## TASK REQUIREMENTS:
Copy out every line containing the word "first".

====== ENTRIES SUPPLIED

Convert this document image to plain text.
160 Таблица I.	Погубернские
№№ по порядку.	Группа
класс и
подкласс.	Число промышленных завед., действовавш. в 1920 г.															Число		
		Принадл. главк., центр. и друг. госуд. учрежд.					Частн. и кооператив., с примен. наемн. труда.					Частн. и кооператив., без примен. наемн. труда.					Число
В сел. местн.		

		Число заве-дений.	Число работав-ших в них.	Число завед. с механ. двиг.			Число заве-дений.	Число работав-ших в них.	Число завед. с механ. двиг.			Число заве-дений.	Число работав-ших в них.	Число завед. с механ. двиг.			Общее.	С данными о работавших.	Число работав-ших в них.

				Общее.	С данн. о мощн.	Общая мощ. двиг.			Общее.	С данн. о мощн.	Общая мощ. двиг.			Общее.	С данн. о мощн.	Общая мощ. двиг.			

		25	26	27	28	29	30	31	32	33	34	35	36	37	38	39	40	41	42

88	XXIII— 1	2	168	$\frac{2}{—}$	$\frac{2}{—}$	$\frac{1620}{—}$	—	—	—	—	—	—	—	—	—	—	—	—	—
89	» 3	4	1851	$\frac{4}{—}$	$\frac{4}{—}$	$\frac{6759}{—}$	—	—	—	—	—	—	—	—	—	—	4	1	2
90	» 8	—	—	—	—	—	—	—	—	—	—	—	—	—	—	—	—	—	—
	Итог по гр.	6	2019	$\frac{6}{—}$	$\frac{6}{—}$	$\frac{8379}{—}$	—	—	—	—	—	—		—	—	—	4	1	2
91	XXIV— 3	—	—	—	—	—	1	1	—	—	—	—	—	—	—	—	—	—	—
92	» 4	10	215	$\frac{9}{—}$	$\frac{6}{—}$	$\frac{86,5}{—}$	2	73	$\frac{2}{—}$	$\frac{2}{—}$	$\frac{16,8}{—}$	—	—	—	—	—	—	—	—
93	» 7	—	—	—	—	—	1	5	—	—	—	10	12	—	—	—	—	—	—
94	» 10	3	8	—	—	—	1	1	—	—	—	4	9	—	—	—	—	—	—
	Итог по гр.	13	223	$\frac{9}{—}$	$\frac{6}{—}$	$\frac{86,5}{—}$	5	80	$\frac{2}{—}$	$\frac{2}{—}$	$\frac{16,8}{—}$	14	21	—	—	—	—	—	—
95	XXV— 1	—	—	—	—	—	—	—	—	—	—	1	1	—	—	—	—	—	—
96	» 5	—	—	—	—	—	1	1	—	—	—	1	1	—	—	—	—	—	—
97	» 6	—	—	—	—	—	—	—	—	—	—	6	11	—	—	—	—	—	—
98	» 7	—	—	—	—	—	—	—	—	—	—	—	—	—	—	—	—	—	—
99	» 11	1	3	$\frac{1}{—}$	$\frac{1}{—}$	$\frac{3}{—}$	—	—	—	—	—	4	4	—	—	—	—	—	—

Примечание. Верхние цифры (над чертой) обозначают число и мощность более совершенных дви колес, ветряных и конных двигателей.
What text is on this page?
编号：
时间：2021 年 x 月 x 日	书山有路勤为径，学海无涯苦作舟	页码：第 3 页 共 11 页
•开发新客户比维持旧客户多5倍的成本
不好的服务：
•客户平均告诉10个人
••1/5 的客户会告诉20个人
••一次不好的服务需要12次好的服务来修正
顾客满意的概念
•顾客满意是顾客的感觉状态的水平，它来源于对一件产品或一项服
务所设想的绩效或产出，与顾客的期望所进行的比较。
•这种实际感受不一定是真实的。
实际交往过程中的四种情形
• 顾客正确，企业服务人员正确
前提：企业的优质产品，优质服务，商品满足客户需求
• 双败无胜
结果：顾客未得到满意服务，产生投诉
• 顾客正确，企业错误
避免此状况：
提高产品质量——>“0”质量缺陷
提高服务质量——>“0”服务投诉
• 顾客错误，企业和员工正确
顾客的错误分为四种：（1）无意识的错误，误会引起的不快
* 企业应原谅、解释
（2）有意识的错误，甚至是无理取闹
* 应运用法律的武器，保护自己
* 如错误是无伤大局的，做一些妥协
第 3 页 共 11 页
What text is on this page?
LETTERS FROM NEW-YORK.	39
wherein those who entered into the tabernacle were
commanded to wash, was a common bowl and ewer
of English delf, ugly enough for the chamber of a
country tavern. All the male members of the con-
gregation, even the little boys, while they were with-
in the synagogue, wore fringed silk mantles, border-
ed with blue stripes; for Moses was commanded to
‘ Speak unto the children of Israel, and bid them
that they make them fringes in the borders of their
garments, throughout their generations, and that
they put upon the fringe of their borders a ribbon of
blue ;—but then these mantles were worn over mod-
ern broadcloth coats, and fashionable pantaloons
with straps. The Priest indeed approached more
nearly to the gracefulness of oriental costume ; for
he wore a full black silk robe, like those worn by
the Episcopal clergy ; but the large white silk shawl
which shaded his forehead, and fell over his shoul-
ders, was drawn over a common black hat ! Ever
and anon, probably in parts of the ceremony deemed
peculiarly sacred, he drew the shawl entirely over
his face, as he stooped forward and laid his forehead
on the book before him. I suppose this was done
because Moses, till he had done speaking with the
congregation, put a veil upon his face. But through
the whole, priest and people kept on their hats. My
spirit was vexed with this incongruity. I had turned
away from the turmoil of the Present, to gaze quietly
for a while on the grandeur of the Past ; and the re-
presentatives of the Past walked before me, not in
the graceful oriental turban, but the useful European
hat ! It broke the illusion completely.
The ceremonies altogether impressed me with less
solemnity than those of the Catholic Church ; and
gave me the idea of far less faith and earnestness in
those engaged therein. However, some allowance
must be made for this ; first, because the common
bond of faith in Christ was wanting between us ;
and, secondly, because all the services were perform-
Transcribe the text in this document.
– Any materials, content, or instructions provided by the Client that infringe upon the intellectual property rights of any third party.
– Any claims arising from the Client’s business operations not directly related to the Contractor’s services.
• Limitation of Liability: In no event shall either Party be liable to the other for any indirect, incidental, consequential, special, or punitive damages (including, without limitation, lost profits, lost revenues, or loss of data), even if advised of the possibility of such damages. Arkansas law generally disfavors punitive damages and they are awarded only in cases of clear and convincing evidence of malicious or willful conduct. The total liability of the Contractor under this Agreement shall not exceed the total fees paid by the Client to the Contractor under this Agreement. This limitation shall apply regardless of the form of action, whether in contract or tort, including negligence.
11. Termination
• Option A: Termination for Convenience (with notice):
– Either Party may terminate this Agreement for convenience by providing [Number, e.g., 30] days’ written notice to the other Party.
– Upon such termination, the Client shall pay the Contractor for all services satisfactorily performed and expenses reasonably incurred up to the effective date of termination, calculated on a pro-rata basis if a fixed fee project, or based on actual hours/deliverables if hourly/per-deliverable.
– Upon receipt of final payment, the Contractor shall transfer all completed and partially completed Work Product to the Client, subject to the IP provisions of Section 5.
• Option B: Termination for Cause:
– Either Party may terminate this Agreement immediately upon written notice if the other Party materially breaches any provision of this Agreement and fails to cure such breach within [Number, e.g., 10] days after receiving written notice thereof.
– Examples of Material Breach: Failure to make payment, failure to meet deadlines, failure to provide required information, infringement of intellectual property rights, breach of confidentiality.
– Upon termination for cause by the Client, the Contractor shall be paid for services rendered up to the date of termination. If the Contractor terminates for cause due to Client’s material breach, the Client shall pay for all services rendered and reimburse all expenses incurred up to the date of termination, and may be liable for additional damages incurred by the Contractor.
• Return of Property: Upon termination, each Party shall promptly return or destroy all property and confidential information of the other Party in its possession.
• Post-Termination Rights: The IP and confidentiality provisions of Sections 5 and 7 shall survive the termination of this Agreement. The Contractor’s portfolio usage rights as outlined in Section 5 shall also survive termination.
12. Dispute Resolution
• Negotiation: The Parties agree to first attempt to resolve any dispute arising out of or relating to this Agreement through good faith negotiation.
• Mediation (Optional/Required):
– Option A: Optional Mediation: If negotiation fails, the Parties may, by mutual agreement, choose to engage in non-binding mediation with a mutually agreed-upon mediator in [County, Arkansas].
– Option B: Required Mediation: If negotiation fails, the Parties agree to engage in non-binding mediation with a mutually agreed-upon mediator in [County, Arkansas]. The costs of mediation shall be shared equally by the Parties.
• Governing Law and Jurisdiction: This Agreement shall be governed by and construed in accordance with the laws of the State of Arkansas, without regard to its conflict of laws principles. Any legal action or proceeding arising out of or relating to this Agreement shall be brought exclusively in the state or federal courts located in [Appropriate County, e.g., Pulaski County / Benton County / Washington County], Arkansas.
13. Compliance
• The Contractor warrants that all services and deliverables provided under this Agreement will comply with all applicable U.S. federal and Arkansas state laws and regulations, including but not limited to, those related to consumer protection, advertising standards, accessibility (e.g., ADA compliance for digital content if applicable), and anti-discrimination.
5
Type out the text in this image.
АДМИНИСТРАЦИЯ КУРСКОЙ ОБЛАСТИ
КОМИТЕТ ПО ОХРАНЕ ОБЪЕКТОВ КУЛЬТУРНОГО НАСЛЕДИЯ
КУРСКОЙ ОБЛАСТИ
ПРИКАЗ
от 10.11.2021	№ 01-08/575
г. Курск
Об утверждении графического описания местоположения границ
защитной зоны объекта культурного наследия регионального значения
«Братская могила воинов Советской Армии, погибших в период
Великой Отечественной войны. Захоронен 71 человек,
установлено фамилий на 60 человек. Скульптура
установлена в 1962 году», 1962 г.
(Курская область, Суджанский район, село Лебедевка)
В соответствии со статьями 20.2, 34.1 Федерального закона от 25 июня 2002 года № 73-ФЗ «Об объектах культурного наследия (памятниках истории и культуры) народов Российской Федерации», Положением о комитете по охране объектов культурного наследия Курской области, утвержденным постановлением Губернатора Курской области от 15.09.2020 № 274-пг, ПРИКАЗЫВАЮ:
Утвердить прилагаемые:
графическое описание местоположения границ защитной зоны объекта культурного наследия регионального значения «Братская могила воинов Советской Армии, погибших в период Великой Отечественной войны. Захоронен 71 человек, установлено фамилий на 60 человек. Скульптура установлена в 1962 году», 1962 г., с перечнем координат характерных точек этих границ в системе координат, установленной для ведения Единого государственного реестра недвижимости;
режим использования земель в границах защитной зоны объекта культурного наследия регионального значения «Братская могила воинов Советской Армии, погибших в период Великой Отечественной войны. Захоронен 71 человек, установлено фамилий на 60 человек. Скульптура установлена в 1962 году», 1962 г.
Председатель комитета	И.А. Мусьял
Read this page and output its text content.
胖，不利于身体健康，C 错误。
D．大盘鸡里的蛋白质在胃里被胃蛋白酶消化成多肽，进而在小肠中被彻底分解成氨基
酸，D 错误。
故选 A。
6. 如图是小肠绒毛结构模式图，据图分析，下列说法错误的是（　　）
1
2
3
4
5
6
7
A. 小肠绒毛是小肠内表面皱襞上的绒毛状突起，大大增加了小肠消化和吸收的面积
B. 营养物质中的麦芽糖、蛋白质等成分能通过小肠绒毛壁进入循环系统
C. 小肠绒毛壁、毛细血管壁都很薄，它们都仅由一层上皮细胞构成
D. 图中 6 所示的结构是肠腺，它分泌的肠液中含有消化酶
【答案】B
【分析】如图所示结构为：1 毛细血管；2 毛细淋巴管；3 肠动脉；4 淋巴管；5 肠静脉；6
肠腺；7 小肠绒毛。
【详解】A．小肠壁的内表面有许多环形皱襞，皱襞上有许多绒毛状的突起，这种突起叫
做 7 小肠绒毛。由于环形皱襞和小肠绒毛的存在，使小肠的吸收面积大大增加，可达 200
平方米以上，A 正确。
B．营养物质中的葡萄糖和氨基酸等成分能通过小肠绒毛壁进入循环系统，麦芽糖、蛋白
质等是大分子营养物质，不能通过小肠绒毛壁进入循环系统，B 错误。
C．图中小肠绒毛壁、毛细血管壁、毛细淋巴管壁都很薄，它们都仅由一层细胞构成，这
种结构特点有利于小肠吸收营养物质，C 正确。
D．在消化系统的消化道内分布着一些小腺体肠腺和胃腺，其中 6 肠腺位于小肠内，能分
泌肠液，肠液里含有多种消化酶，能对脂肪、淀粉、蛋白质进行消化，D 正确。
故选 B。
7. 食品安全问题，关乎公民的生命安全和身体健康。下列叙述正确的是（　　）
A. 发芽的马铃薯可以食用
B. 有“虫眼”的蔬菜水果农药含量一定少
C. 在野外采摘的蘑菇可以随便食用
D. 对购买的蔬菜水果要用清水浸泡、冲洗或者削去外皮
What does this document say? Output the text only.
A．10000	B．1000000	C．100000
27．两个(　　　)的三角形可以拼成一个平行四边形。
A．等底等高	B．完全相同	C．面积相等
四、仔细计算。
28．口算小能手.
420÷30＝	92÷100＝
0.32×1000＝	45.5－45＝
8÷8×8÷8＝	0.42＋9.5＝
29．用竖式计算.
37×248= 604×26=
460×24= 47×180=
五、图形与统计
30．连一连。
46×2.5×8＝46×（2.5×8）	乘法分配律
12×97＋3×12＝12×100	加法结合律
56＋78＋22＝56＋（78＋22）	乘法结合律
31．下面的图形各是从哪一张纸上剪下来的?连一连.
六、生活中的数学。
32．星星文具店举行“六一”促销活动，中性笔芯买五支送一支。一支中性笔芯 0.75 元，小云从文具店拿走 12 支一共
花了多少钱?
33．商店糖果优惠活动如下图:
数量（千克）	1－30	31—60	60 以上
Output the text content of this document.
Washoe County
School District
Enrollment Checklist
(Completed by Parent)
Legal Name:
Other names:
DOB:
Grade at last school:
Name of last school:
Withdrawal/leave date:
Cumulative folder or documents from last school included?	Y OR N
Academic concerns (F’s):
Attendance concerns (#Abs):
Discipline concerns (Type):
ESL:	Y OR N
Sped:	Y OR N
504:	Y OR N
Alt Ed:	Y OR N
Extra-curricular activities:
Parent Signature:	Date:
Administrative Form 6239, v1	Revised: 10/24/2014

============

## REPLY TO THE EXERCISE:
must be made for this ; first, because the common
• Negotiation: The Parties agree to first attempt to resolve any dispute arising out of or relating to this Agreement through good faith negotiation.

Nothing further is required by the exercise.